Exercise objective:
Copy every line of the data in which the word "posición" occurs.

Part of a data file
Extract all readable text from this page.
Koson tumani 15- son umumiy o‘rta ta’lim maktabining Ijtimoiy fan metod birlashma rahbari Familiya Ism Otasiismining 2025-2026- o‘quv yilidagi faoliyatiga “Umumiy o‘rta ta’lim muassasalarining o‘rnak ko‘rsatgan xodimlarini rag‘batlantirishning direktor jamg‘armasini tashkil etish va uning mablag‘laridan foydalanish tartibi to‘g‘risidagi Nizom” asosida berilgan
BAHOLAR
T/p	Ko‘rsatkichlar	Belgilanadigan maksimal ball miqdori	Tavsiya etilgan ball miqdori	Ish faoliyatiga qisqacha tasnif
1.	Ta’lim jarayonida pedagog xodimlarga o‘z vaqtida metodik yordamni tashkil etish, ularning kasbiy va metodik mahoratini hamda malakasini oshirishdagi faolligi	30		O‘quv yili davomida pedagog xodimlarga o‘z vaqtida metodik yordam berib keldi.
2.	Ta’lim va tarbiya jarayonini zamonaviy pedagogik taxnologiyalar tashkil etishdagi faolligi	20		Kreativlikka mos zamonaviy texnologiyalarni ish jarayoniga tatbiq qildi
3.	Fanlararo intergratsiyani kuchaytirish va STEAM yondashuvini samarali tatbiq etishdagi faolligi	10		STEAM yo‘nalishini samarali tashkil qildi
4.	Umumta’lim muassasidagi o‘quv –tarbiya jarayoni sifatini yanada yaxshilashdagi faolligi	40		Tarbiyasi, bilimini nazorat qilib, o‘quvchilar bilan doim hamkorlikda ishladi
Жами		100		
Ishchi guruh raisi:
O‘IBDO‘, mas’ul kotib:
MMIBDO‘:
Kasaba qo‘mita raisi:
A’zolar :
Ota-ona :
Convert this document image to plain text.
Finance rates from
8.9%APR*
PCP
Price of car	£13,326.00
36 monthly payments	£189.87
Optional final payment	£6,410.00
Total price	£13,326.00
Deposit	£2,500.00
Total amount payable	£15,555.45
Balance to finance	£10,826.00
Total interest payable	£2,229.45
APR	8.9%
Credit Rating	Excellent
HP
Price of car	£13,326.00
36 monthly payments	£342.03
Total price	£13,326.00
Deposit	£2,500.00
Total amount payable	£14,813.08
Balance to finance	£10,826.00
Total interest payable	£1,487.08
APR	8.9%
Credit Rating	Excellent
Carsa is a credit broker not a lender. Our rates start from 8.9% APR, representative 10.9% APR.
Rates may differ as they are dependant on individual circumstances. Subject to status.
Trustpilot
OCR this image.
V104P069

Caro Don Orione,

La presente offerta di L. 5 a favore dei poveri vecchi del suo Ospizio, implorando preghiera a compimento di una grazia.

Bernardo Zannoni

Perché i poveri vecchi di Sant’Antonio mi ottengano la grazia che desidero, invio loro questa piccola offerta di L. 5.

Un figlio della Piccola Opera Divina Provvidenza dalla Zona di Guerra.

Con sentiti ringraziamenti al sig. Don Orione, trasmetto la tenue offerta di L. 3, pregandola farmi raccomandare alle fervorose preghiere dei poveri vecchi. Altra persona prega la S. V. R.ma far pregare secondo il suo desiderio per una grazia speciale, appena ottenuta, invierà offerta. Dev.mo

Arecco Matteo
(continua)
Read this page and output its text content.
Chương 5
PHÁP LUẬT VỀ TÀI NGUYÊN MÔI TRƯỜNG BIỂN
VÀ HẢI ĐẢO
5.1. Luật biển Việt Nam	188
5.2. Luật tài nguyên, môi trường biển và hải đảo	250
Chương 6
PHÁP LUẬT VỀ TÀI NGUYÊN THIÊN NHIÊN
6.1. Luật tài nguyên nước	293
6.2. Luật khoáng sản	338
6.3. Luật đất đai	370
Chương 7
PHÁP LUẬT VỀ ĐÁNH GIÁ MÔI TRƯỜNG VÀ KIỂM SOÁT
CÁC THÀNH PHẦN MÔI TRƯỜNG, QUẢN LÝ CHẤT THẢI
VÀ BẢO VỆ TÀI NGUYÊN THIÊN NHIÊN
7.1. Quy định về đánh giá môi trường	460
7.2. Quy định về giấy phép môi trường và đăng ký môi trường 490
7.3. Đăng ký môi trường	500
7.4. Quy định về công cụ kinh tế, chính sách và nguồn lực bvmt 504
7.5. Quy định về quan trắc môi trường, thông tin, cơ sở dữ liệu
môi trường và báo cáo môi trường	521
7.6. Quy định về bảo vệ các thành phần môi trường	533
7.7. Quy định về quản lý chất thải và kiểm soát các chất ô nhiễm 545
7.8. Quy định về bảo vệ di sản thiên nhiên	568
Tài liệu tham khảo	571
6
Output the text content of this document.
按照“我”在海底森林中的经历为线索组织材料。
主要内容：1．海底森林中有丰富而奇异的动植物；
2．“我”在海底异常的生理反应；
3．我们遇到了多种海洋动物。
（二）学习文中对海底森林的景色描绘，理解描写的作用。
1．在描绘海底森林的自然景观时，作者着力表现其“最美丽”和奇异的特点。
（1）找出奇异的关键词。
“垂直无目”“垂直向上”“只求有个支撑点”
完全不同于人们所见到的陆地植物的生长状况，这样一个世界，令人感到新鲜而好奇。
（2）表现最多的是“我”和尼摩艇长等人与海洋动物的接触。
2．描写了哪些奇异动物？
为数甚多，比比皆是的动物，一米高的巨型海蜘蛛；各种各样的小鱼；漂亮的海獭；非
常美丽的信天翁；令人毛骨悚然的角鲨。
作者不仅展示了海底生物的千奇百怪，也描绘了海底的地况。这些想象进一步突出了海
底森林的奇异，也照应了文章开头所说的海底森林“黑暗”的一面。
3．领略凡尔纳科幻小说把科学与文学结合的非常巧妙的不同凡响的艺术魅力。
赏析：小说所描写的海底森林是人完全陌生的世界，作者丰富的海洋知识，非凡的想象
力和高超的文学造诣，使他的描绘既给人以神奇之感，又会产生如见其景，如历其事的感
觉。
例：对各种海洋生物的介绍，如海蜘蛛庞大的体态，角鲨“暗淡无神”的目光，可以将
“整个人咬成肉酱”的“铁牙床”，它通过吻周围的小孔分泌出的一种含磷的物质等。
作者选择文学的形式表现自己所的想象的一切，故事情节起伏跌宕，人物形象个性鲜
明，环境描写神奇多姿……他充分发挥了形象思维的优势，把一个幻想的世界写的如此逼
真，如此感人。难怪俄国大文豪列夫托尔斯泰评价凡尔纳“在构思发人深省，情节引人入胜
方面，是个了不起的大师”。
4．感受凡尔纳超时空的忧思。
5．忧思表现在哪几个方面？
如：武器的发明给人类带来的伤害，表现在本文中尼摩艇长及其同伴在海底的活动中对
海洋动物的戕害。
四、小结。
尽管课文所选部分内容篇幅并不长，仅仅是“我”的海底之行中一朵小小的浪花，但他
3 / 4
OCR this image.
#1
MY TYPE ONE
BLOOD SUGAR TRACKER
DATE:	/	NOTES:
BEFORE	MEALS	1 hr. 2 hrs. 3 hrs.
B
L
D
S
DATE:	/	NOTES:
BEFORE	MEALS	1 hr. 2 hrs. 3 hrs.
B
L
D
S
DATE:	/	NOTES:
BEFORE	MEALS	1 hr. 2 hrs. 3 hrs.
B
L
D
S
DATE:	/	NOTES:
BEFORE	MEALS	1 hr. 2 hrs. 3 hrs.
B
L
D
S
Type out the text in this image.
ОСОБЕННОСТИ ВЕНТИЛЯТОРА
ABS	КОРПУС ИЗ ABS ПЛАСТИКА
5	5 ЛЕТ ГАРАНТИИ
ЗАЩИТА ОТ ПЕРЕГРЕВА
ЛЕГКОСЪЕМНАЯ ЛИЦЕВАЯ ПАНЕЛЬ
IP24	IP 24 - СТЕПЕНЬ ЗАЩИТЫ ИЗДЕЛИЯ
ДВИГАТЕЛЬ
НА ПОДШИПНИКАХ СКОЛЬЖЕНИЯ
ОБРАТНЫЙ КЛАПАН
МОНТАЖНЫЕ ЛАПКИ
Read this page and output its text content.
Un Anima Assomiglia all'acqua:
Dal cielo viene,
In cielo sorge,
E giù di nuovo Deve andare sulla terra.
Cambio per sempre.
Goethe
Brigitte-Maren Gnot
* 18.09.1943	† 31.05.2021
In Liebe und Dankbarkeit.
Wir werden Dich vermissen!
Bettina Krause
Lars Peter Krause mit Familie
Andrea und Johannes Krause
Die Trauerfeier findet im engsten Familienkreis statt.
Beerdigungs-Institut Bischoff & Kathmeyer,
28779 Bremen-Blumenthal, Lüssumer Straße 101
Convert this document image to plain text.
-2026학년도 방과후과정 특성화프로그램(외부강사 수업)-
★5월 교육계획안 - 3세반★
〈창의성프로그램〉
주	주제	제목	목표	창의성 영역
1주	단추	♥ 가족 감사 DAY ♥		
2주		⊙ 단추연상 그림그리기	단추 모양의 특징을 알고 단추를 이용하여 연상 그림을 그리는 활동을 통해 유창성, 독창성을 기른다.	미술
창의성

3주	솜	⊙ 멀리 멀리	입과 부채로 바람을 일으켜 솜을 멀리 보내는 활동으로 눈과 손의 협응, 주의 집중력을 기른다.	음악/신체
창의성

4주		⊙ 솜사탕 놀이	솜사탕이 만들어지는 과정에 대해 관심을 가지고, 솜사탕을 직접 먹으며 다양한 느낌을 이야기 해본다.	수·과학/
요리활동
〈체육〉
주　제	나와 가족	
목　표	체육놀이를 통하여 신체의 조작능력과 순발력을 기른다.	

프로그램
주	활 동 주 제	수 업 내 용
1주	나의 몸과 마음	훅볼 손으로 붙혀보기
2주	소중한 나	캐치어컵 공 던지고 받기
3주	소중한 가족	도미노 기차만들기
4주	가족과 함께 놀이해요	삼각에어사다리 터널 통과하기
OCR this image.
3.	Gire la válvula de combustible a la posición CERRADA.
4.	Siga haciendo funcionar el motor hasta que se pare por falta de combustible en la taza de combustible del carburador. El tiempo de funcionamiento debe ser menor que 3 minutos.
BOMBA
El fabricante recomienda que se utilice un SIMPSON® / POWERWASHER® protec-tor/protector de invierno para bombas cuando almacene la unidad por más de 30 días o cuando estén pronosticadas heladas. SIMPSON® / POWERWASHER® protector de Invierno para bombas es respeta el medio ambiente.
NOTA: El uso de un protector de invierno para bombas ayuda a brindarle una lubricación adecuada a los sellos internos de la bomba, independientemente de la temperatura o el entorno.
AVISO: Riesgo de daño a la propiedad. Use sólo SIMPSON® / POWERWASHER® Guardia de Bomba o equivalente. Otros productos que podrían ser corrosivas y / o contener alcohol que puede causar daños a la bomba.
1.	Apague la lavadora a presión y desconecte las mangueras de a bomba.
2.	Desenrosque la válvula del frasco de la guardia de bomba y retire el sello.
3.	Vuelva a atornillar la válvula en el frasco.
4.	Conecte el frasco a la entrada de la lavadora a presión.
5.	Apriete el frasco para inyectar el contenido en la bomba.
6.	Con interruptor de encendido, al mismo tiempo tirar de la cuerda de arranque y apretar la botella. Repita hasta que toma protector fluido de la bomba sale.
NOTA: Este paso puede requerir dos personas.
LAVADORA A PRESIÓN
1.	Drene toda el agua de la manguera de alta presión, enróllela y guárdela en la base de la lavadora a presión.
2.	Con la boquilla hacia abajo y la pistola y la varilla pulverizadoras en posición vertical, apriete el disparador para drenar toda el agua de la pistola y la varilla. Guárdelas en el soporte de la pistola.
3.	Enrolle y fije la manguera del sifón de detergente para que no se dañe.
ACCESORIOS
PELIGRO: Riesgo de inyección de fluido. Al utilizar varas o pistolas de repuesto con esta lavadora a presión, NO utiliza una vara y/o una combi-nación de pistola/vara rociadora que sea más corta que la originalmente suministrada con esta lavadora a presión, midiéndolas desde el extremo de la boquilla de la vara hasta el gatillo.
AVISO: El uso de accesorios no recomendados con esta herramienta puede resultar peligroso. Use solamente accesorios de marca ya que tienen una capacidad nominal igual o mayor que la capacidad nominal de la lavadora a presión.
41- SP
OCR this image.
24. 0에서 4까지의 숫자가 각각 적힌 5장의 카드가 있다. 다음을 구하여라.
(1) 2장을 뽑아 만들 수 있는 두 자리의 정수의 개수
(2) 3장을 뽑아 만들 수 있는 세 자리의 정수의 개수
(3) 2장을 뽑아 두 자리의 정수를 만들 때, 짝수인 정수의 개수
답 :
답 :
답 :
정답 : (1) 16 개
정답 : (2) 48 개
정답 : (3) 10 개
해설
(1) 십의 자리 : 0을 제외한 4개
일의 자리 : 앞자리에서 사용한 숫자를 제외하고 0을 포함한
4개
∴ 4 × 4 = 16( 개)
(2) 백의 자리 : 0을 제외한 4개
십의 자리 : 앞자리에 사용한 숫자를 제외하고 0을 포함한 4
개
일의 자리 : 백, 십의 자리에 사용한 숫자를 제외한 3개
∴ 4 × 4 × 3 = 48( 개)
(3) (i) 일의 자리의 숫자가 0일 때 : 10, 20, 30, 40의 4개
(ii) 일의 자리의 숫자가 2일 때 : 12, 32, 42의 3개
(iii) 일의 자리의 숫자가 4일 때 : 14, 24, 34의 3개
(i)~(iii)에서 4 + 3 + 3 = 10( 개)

Result for this task:
3.	Gire la válvula de combustible a la posición CERRADA.
2.	Con la boquilla hacia abajo y la pistola y la varilla pulverizadoras en posición vertical, apriete el disparador para drenar toda el agua de la pistola y la varilla. Guárdelas en el soporte de la pistola.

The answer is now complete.